Hedefiniz: İstanbulname müzikaliyle ilgili metne göre müzikalin yapımcılığını kim üstleniyor?

Kaynaktan alıntı:
Çocukluğumun İstanbul’unu özlüyorum
Eski İstanbul sokakları, kabadayılar, yaşanan aşklar... Birbirinden özel isimlerin yer aldığı 50 kişilik dev bir kadronun yanında canlı orkestranın da eşlik ettiği 'İstanbulname' müzikali, izleyicileri geçmişe götürecek.
Nükhet Duru'dan Cezmi Baskın’a, Selçuk Borak'tan Melda Gür'e kadar pek çok ismi bir araya getiren, TİM Maslak Show Center’da sahnelenecek İstanbulname'nin yapımcılığını Türker İnanoğlu üstleniyor. Müzikal, bambaşka kültürel kimliklere sahip fakat bir arada barış içinde yaşayan insanların hayat hikayelerini konu ediniyor.
Nükhet Duru bu müzikalin amacını, eski İstanbul’u anımsatıp aynı zamanda bugünle karşılaştırıp insanların düşünmesini sağlamak olarak görüyor. Duru, çocukluğundaki İstanbul'a özlem duyduğunu söylüyor: "Semtlerdeki insanlar birbirini tanırdı. Çocukluğumun İstanbul’una özlem duyuyorum bir yandan. İnsanlar artık aynı apartmanlarda oturuyorlar, birbirlerine ‘günaydın’ bile demeden geçip gidiyorlar."

Verilen liste:
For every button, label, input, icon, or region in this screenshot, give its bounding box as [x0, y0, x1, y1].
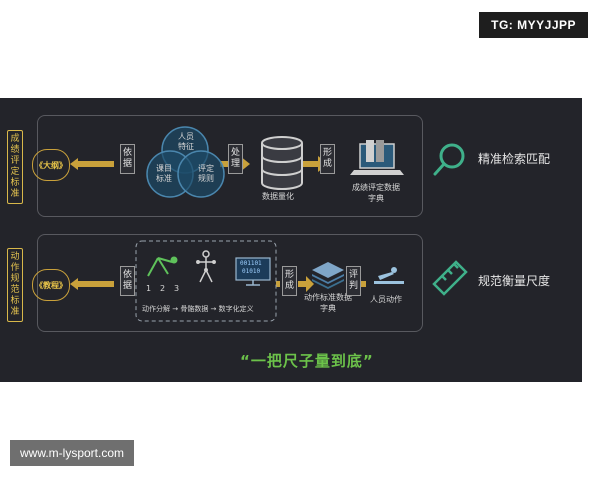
venn-label-left: 课目标准	[156, 164, 172, 183]
venn-label-right: 评定规则	[198, 164, 214, 183]
laptop-icon	[350, 140, 404, 175]
athlete-icon	[147, 256, 178, 277]
stack-icon	[312, 262, 344, 289]
watermark-bottom: www.m-lysport.com	[10, 440, 135, 466]
step-3: 3	[174, 284, 180, 293]
row2-arrow-2	[276, 281, 280, 287]
row2-pill: 《教程》	[32, 269, 70, 301]
row1-side-tab: 成绩评定标准	[7, 130, 23, 204]
diagram-panel: 成绩评定标准 《大纲》	[0, 98, 582, 382]
row1-connector-3: 形成	[320, 144, 335, 174]
monitor-icon	[235, 257, 271, 286]
venn-circle-right	[177, 150, 225, 198]
row2-arrow-1	[70, 278, 114, 290]
skeleton-icon	[196, 250, 216, 283]
row1-arrow-1	[70, 158, 114, 170]
row1-pill: 《大纲》	[32, 149, 70, 181]
row2-arrow-3	[298, 276, 314, 292]
row2-arrow-4	[360, 281, 366, 287]
stack-label: 动作标准数据字典	[304, 293, 352, 313]
person-label: 人员动作	[370, 295, 402, 304]
step-2: 2	[160, 284, 166, 293]
database-icon	[261, 136, 303, 190]
row2-frame	[37, 234, 423, 332]
row1-right-label: 精准检索匹配	[478, 152, 551, 166]
row2-connector-3: 评判	[346, 266, 361, 296]
slogan: “一把尺子量到底”	[240, 352, 374, 370]
step-1: 1	[146, 284, 152, 293]
ruler-icon	[432, 260, 468, 296]
watermark-top: TG: MYYJJPP	[479, 12, 588, 38]
row1-connector-1: 依据	[120, 144, 135, 174]
row2-connector-1: 依据	[120, 266, 135, 296]
venn-label-top: 人员特征	[178, 132, 194, 151]
diagram-graphics	[70, 126, 468, 322]
flow-caption: 动作分解 → 骨骼数据 → 数字化定义	[142, 305, 254, 313]
binary-bottom: 01010	[242, 268, 261, 275]
binary-top: 001101	[240, 260, 262, 267]
row2-right-label: 规范衡量尺度	[478, 274, 551, 288]
pushup-person-icon	[374, 267, 404, 284]
database-label: 数据量化	[262, 192, 294, 201]
row2-connector-2: 形成	[282, 266, 297, 296]
dictionary-label: 成绩评定数据字典	[352, 183, 400, 203]
row1-connector-2: 处理	[228, 144, 243, 174]
flow-dashed-box	[135, 240, 277, 322]
magnifier-icon	[433, 143, 465, 176]
row2-side-tab: 动作规范标准	[7, 248, 23, 322]
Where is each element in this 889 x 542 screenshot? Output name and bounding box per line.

Yazılı çözüm: Türker İnanoğlu